[begin SUPPLIED MATERIAL]
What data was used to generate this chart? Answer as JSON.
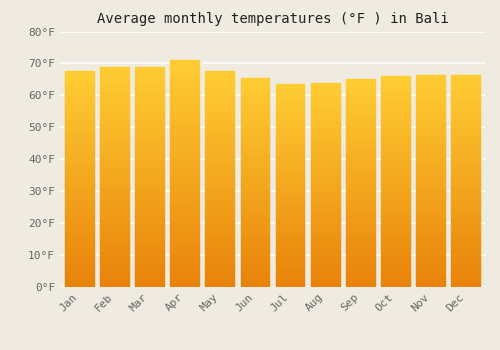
{
  "title": "Average monthly temperatures (°F ) in Bali",
  "months": [
    "Jan",
    "Feb",
    "Mar",
    "Apr",
    "May",
    "Jun",
    "Jul",
    "Aug",
    "Sep",
    "Oct",
    "Nov",
    "Dec"
  ],
  "values": [
    67.5,
    69.0,
    69.0,
    71.0,
    67.5,
    65.5,
    63.5,
    64.0,
    65.0,
    66.0,
    66.5,
    66.5
  ],
  "ylim": [
    0,
    80
  ],
  "yticks": [
    0,
    10,
    20,
    30,
    40,
    50,
    60,
    70,
    80
  ],
  "ytick_labels": [
    "0°F",
    "10°F",
    "20°F",
    "30°F",
    "40°F",
    "50°F",
    "60°F",
    "70°F",
    "80°F"
  ],
  "bar_color_bottom": "#E8820A",
  "bar_color_top": "#FFCC33",
  "background_color": "#F0EBE0",
  "grid_color": "#FFFFFF",
  "title_fontsize": 10,
  "tick_fontsize": 8,
  "bar_width": 0.82
}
[end SUPPLIED MATERIAL]
WORK REQUIRED. Except for the pictures, give all the material above again verbatim.

REPLY TO THE EXERCISE.
What data was used to generate this chart? Answer as JSON.
{
  "title": "Average monthly temperatures (°F ) in Bali",
  "months": [
    "Jan",
    "Feb",
    "Mar",
    "Apr",
    "May",
    "Jun",
    "Jul",
    "Aug",
    "Sep",
    "Oct",
    "Nov",
    "Dec"
  ],
  "values": [
    67.5,
    69.0,
    69.0,
    71.0,
    67.5,
    65.5,
    63.5,
    64.0,
    65.0,
    66.0,
    66.5,
    66.5
  ],
  "ylim": [
    0,
    80
  ],
  "yticks": [
    0,
    10,
    20,
    30,
    40,
    50,
    60,
    70,
    80
  ],
  "ytick_labels": [
    "0°F",
    "10°F",
    "20°F",
    "30°F",
    "40°F",
    "50°F",
    "60°F",
    "70°F",
    "80°F"
  ],
  "bar_color_bottom": "#E8820A",
  "bar_color_top": "#FFCC33",
  "background_color": "#F0EBE0",
  "grid_color": "#FFFFFF",
  "title_fontsize": 10,
  "tick_fontsize": 8,
  "bar_width": 0.82
}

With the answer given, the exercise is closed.